* INPUT ROWS:
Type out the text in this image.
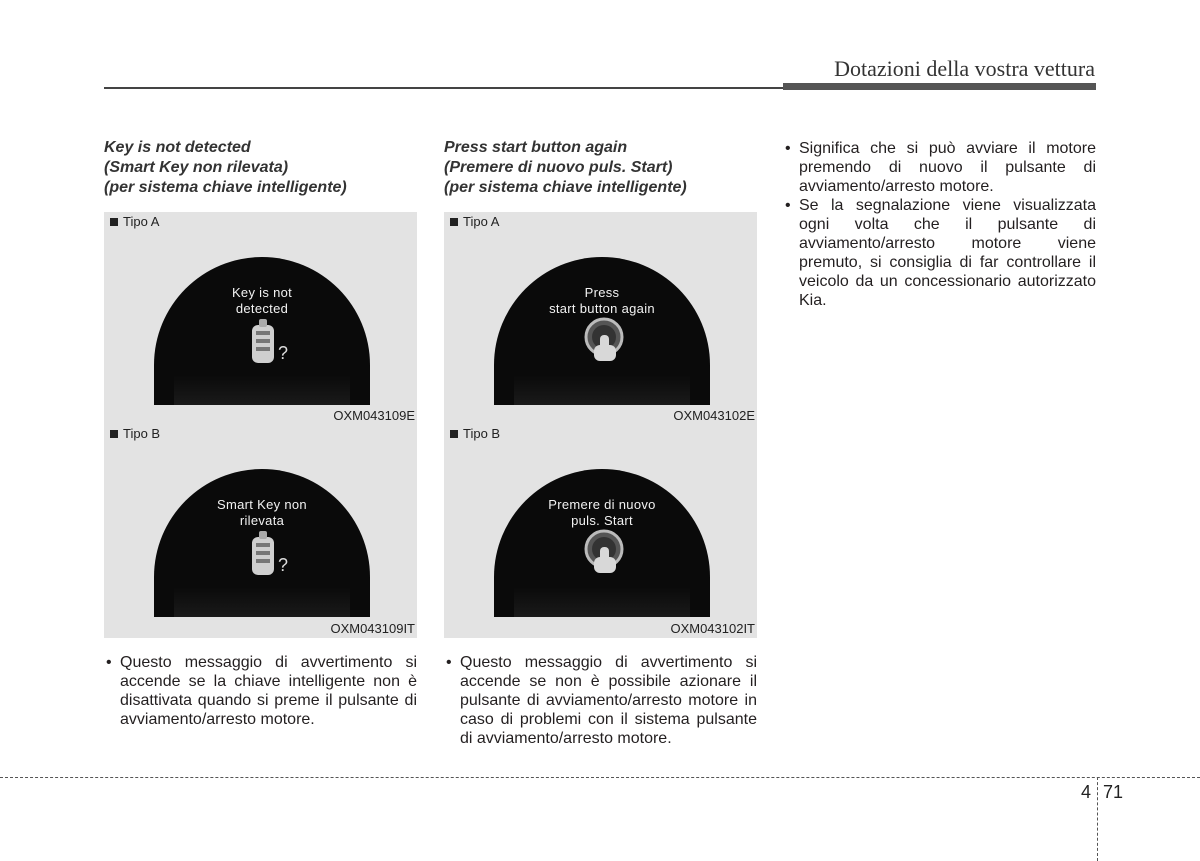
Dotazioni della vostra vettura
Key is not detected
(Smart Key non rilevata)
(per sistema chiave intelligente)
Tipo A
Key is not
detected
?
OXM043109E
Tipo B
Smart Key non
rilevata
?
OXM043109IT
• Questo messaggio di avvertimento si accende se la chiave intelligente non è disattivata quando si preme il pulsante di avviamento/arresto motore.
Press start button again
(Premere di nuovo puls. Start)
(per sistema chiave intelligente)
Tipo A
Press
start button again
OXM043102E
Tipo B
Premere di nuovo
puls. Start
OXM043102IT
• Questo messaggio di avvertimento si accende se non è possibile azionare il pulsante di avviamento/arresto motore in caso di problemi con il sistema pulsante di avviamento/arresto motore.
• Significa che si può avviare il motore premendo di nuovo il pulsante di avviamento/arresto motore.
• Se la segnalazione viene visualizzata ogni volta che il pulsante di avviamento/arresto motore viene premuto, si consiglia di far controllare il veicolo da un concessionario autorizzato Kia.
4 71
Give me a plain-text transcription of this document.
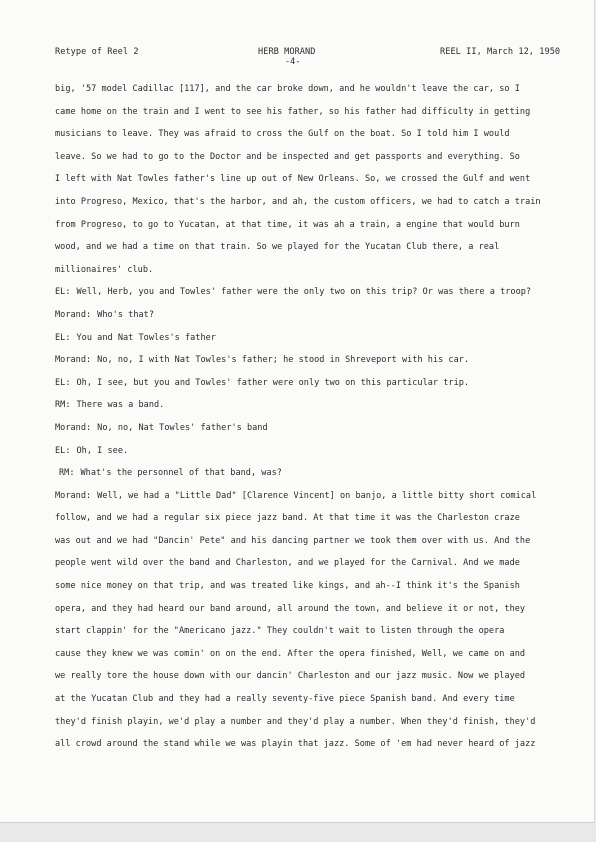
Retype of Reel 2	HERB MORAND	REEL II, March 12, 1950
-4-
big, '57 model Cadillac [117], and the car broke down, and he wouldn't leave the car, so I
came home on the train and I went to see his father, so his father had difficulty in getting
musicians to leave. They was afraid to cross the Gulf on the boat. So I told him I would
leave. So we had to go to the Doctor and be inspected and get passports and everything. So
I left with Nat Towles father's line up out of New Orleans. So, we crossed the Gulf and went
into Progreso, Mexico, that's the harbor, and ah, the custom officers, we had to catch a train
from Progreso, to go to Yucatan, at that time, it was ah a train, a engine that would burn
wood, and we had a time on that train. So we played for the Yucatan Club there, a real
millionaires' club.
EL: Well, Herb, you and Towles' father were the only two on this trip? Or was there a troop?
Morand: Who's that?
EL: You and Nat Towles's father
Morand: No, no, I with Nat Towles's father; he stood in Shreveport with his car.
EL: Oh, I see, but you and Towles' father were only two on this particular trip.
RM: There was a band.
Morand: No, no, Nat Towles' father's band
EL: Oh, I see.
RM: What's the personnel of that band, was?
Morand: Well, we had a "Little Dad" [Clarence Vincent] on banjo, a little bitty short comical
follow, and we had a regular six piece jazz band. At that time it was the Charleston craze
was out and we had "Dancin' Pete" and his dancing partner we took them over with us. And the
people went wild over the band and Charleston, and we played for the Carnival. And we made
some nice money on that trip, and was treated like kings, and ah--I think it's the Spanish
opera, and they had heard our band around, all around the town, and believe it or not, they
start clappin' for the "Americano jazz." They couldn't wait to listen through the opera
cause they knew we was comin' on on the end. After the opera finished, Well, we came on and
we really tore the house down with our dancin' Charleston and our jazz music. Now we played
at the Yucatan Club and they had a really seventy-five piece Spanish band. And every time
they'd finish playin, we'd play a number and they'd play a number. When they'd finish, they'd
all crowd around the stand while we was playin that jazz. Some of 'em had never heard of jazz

* THE REQUEST:
Repeat the lines above exactly, and keep every picture out.

* EXERCISE RESPONSE:
Type out the text in this image.
Dotazioni della vostra vettura
Key is not detected
(Smart Key non rilevata)
(per sistema chiave intelligente)
Tipo A
Key is not
detected
?
OXM043109E
Tipo B
Smart Key non
rilevata
?
OXM043109IT
• Questo messaggio di avvertimento si accende se la chiave intelligente non è disattivata quando si preme il pulsante di avviamento/arresto motore.
Press start button again
(Premere di nuovo puls. Start)
(per sistema chiave intelligente)
Tipo A
Press
start button again
OXM043102E
Tipo B
Premere di nuovo
puls. Start
OXM043102IT
• Questo messaggio di avvertimento si accende se non è possibile azionare il pulsante di avviamento/arresto motore in caso di problemi con il sistema pulsante di avviamento/arresto motore.
• Significa che si può avviare il motore premendo di nuovo il pulsante di avviamento/arresto motore.
• Se la segnalazione viene visualizzata ogni volta che il pulsante di avviamento/arresto motore viene premuto, si consiglia di far controllare il veicolo da un concessionario autorizzato Kia.
4 71
Give me a plain-text transcription of this document.
Retype of Reel 2	HERB MORAND	REEL II, March 12, 1950
-4-
big, '57 model Cadillac [117], and the car broke down, and he wouldn't leave the car, so I
came home on the train and I went to see his father, so his father had difficulty in getting
musicians to leave. They was afraid to cross the Gulf on the boat. So I told him I would
leave. So we had to go to the Doctor and be inspected and get passports and everything. So
I left with Nat Towles father's line up out of New Orleans. So, we crossed the Gulf and went
into Progreso, Mexico, that's the harbor, and ah, the custom officers, we had to catch a train
from Progreso, to go to Yucatan, at that time, it was ah a train, a engine that would burn
wood, and we had a time on that train. So we played for the Yucatan Club there, a real
millionaires' club.
EL: Well, Herb, you and Towles' father were the only two on this trip? Or was there a troop?
Morand: Who's that?
EL: You and Nat Towles's father
Morand: No, no, I with Nat Towles's father; he stood in Shreveport with his car.
EL: Oh, I see, but you and Towles' father were only two on this particular trip.
RM: There was a band.
Morand: No, no, Nat Towles' father's band
EL: Oh, I see.
RM: What's the personnel of that band, was?
Morand: Well, we had a "Little Dad" [Clarence Vincent] on banjo, a little bitty short comical
follow, and we had a regular six piece jazz band. At that time it was the Charleston craze
was out and we had "Dancin' Pete" and his dancing partner we took them over with us. And the
people went wild over the band and Charleston, and we played for the Carnival. And we made
some nice money on that trip, and was treated like kings, and ah--I think it's the Spanish
opera, and they had heard our band around, all around the town, and believe it or not, they
start clappin' for the "Americano jazz." They couldn't wait to listen through the opera
cause they knew we was comin' on on the end. After the opera finished, Well, we came on and
we really tore the house down with our dancin' Charleston and our jazz music. Now we played
at the Yucatan Club and they had a really seventy-five piece Spanish band. And every time
they'd finish playin, we'd play a number and they'd play a number. When they'd finish, they'd
all crowd around the stand while we was playin that jazz. Some of 'em had never heard of jazz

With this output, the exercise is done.